**Task details**. What you output should match the data below exactly.

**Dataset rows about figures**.
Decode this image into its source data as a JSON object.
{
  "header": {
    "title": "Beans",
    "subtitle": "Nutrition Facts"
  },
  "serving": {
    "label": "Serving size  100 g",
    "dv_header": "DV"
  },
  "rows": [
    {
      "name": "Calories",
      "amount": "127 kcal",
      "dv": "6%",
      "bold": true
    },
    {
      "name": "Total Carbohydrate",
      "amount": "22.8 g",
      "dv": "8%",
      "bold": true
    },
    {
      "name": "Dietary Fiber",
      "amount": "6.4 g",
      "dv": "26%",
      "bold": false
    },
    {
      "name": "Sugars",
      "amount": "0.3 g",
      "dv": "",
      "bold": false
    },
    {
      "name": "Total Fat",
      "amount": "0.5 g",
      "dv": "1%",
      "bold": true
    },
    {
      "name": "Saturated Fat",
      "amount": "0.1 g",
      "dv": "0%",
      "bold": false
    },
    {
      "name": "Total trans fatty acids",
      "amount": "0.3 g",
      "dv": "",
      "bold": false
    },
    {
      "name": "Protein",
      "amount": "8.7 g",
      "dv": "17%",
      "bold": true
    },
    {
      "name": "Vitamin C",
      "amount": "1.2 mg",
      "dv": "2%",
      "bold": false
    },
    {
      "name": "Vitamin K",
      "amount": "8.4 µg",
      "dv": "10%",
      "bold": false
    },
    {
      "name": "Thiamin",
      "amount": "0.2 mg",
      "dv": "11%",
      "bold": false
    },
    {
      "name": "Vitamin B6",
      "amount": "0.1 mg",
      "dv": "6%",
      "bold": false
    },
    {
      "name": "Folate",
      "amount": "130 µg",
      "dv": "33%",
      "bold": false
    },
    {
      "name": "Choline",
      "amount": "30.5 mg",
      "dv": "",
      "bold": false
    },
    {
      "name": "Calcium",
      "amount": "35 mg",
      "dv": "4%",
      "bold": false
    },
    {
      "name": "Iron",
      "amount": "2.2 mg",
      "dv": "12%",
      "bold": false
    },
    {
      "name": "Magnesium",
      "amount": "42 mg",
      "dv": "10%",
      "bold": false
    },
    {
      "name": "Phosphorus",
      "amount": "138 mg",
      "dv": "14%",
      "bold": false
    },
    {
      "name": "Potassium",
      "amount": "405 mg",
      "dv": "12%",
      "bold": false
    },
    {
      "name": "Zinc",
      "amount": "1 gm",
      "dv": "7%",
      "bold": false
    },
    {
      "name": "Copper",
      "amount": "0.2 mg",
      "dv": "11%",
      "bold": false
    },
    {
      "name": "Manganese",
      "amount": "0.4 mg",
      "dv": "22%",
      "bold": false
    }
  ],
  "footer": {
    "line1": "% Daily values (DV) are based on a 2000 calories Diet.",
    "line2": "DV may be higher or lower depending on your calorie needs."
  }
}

**Answer box**.
Decode this image into its source data as a JSON object.
{
  "header": {
    "title": "Beans",
    "subtitle": "Nutrition Facts"
  },
  "serving": {
    "label": "Serving size  100 g",
    "dv_header": "DV"
  },
  "rows": [
    {
      "name": "Calories",
      "amount": "127 kcal",
      "dv": "6%",
      "bold": true
    },
    {
      "name": "Total Carbohydrate",
      "amount": "22.8 g",
      "dv": "8%",
      "bold": true
    },
    {
      "name": "Dietary Fiber",
      "amount": "6.4 g",
      "dv": "26%",
      "bold": false
    },
    {
      "name": "Sugars",
      "amount": "0.3 g",
      "dv": "",
      "bold": false
    },
    {
      "name": "Total Fat",
      "amount": "0.5 g",
      "dv": "1%",
      "bold": true
    },
    {
      "name": "Saturated Fat",
      "amount": "0.1 g",
      "dv": "0%",
      "bold": false
    },
    {
      "name": "Total trans fatty acids",
      "amount": "0.3 g",
      "dv": "",
      "bold": false
    },
    {
      "name": "Protein",
      "amount": "8.7 g",
      "dv": "17%",
      "bold": true
    },
    {
      "name": "Vitamin C",
      "amount": "1.2 mg",
      "dv": "2%",
      "bold": false
    },
    {
      "name": "Vitamin K",
      "amount": "8.4 µg",
      "dv": "10%",
      "bold": false
    },
    {
      "name": "Thiamin",
      "amount": "0.2 mg",
      "dv": "11%",
      "bold": false
    },
    {
      "name": "Vitamin B6",
      "amount": "0.1 mg",
      "dv": "6%",
      "bold": false
    },
    {
      "name": "Folate",
      "amount": "130 µg",
      "dv": "33%",
      "bold": false
    },
    {
      "name": "Choline",
      "amount": "30.5 mg",
      "dv": "",
      "bold": false
    },
    {
      "name": "Calcium",
      "amount": "35 mg",
      "dv": "4%",
      "bold": false
    },
    {
      "name": "Iron",
      "amount": "2.2 mg",
      "dv": "12%",
      "bold": false
    },
    {
      "name": "Magnesium",
      "amount": "42 mg",
      "dv": "10%",
      "bold": false
    },
    {
      "name": "Phosphorus",
      "amount": "138 mg",
      "dv": "14%",
      "bold": false
    },
    {
      "name": "Potassium",
      "amount": "405 mg",
      "dv": "12%",
      "bold": false
    },
    {
      "name": "Zinc",
      "amount": "1 gm",
      "dv": "7%",
      "bold": false
    },
    {
      "name": "Copper",
      "amount": "0.2 mg",
      "dv": "11%",
      "bold": false
    },
    {
      "name": "Manganese",
      "amount": "0.4 mg",
      "dv": "22%",
      "bold": false
    }
  ],
  "footer": {
    "line1": "% Daily values (DV) are based on a 2000 calories Diet.",
    "line2": "DV may be higher or lower depending on your calorie needs."
  }
}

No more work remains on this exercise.